(Aim of the exercise)
Repeat the listing that follows, character for character, minus the pictures.
**** Source material ****
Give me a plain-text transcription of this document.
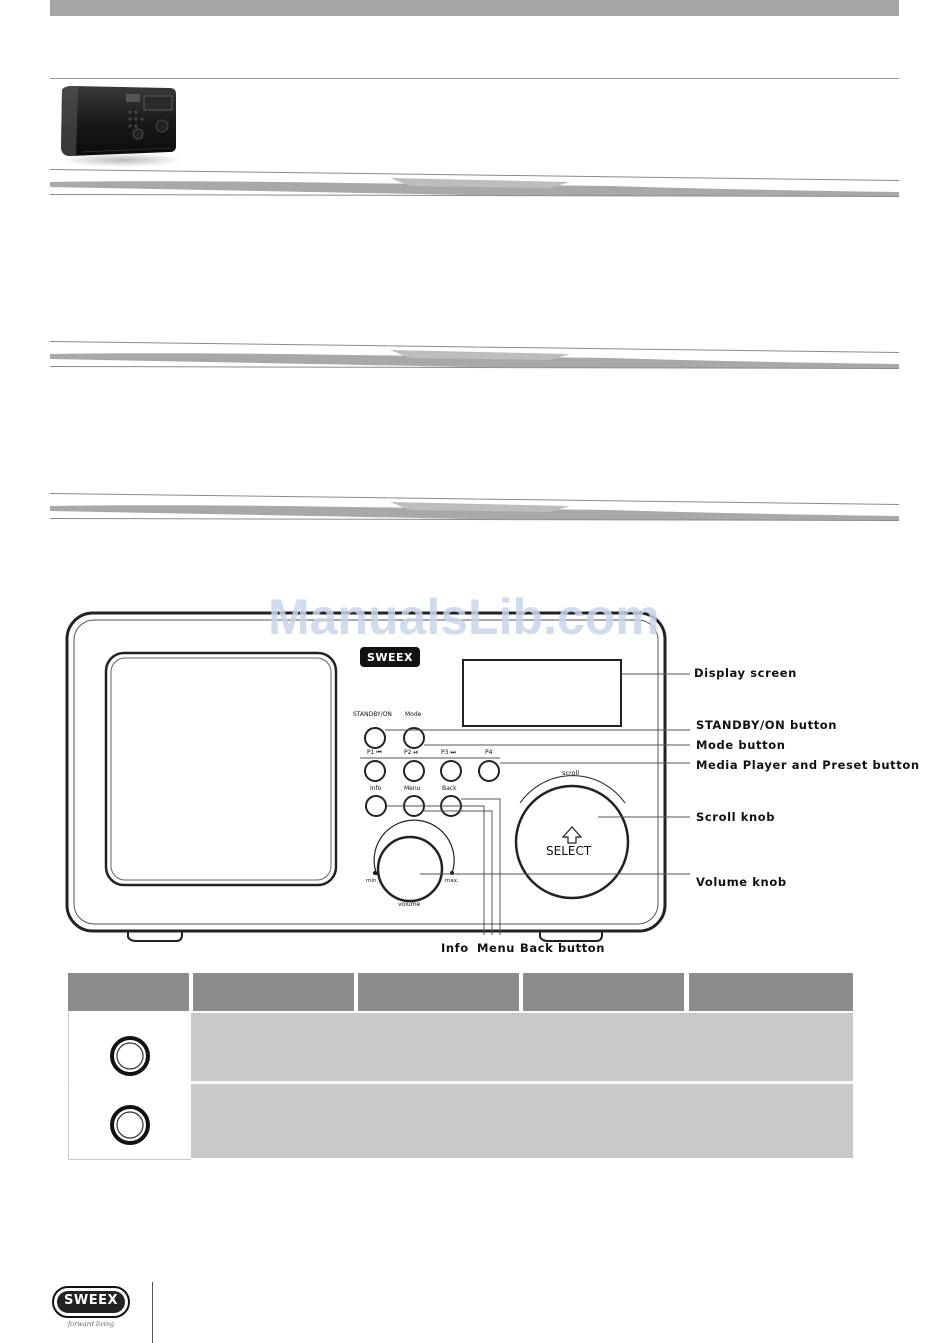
SWEEX
STANDBY/ON Mode
P1 ⏮	P2 ⏯	P3 ⏭	P4
Info	Menu	Back
scroll
SELECT
volume
min.	max.
Display screen
STANDBY/ON button
Mode button
Media Player and Preset button
Scroll knob
Volume knob
Info Menu Back button
ManualsLib.com
SWEEX
forward living
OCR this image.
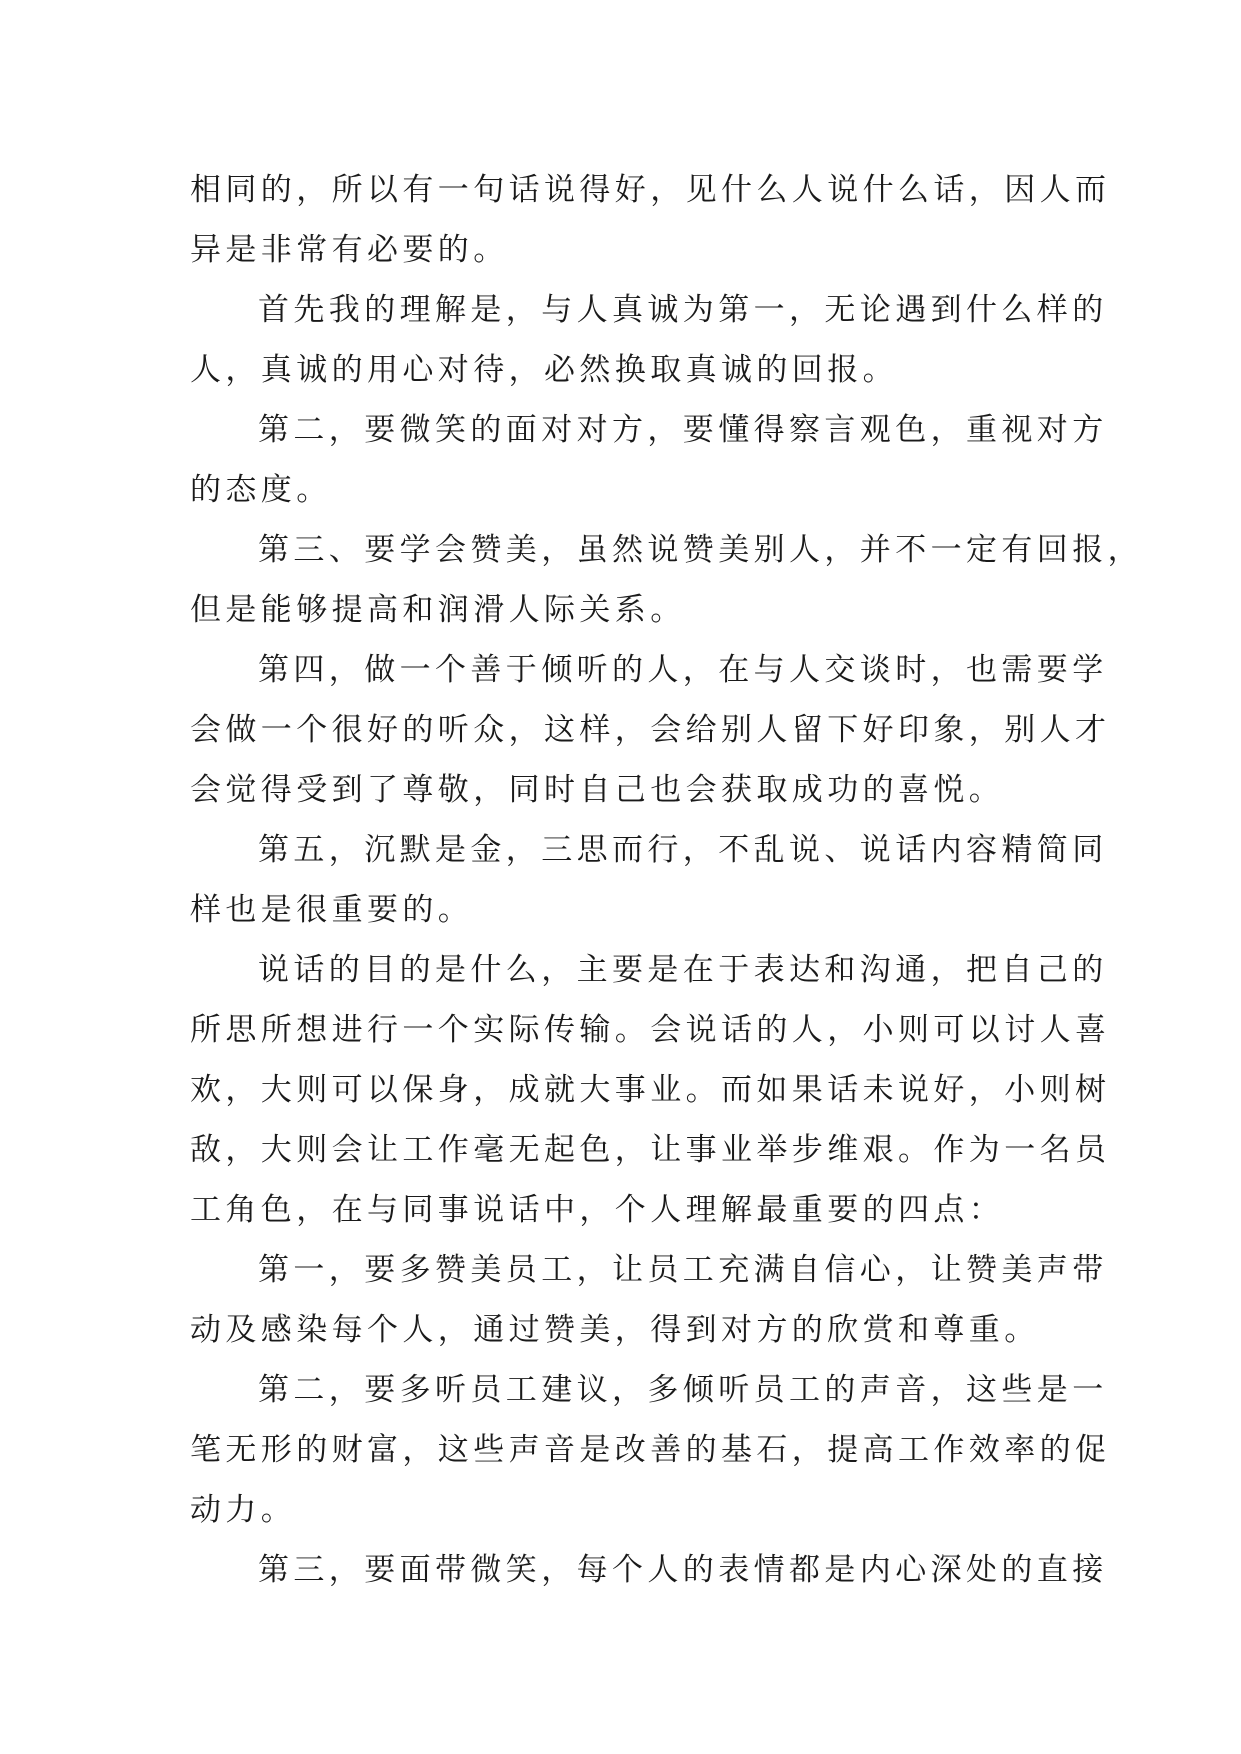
相同的，所以有一句话说得好，见什么人说什么话，因人而
异是非常有必要的。
首先我的理解是，与人真诚为第一，无论遇到什么样的
人，真诚的用心对待，必然换取真诚的回报。
第二，要微笑的面对对方，要懂得察言观色，重视对方
的态度。
第三、要学会赞美，虽然说赞美别人，并不一定有回报，
但是能够提高和润滑人际关系。
第四，做一个善于倾听的人，在与人交谈时，也需要学
会做一个很好的听众，这样，会给别人留下好印象，别人才
会觉得受到了尊敬，同时自己也会获取成功的喜悦。
第五，沉默是金，三思而行，不乱说、说话内容精简同
样也是很重要的。
说话的目的是什么，主要是在于表达和沟通，把自己的
所思所想进行一个实际传输。会说话的人，小则可以讨人喜
欢，大则可以保身，成就大事业。而如果话未说好，小则树
敌，大则会让工作毫无起色，让事业举步维艰。作为一名员
工角色，在与同事说话中，个人理解最重要的四点：
第一，要多赞美员工，让员工充满自信心，让赞美声带
动及感染每个人，通过赞美，得到对方的欣赏和尊重。
第二，要多听员工建议，多倾听员工的声音，这些是一
笔无形的财富，这些声音是改善的基石，提高工作效率的促
动力。
第三，要面带微笑，每个人的表情都是内心深处的直接
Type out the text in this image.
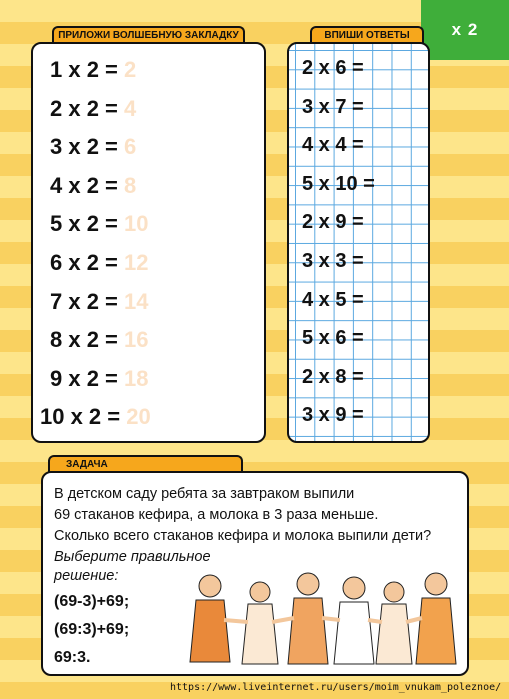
x 2
ПРИЛОЖИ ВОЛШЕБНУЮ ЗАКЛАДКУ	ВПИШИ ОТВЕТЫ
1 х 2 = 2
2 х 2 = 4
3 х 2 = 6
4 х 2 = 8
5 х 2 = 10
6 х 2 = 12
7 х 2 = 14
8 х 2 = 16
9 х 2 = 18
10 х 2 = 20
2 х 6 =
3 х 7 =
4 х 4 =
5 х 10 =
2 х 9 =
3 х 3 =
4 х 5 =
5 х 6 =
2 х 8 =
3 х 9 =
ЗАДАЧА
В детском саду ребята за завтраком выпили
69 стаканов кефира, а молока в 3 раза меньше.
Сколько всего стаканов кефира и молока выпили дети?
Выберите правильное
решение:
(69-3)+69;
(69:3)+69;
69:3.
https://www.liveinternet.ru/users/moim_vnukam_poleznoe/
****
(Completed task)
Give me a plain-text transcription of this document.
SWEEX
STANDBY/ON Mode
P1 ⏮	P2 ⏯	P3 ⏭	P4
Info	Menu	Back
scroll
SELECT
volume
min.	max.
Display screen
STANDBY/ON button
Mode button
Media Player and Preset button
Scroll knob
Volume knob
Info Menu Back button
ManualsLib.com
SWEEX
forward living
OCR this image.
相同的，所以有一句话说得好，见什么人说什么话，因人而
异是非常有必要的。
首先我的理解是，与人真诚为第一，无论遇到什么样的
人，真诚的用心对待，必然换取真诚的回报。
第二，要微笑的面对对方，要懂得察言观色，重视对方
的态度。
第三、要学会赞美，虽然说赞美别人，并不一定有回报，
但是能够提高和润滑人际关系。
第四，做一个善于倾听的人，在与人交谈时，也需要学
会做一个很好的听众，这样，会给别人留下好印象，别人才
会觉得受到了尊敬，同时自己也会获取成功的喜悦。
第五，沉默是金，三思而行，不乱说、说话内容精简同
样也是很重要的。
说话的目的是什么，主要是在于表达和沟通，把自己的
所思所想进行一个实际传输。会说话的人，小则可以讨人喜
欢，大则可以保身，成就大事业。而如果话未说好，小则树
敌，大则会让工作毫无起色，让事业举步维艰。作为一名员
工角色，在与同事说话中，个人理解最重要的四点：
第一，要多赞美员工，让员工充满自信心，让赞美声带
动及感染每个人，通过赞美，得到对方的欣赏和尊重。
第二，要多听员工建议，多倾听员工的声音，这些是一
笔无形的财富，这些声音是改善的基石，提高工作效率的促
动力。
第三，要面带微笑，每个人的表情都是内心深处的直接
Type out the text in this image.
x 2
ПРИЛОЖИ ВОЛШЕБНУЮ ЗАКЛАДКУ	ВПИШИ ОТВЕТЫ
1 х 2 = 2
2 х 2 = 4
3 х 2 = 6
4 х 2 = 8
5 х 2 = 10
6 х 2 = 12
7 х 2 = 14
8 х 2 = 16
9 х 2 = 18
10 х 2 = 20
2 х 6 =
3 х 7 =
4 х 4 =
5 х 10 =
2 х 9 =
3 х 3 =
4 х 5 =
5 х 6 =
2 х 8 =
3 х 9 =
ЗАДАЧА
В детском саду ребята за завтраком выпили
69 стаканов кефира, а молока в 3 раза меньше.
Сколько всего стаканов кефира и молока выпили дети?
Выберите правильное
решение:
(69-3)+69;
(69:3)+69;
69:3.
https://www.liveinternet.ru/users/moim_vnukam_poleznoe/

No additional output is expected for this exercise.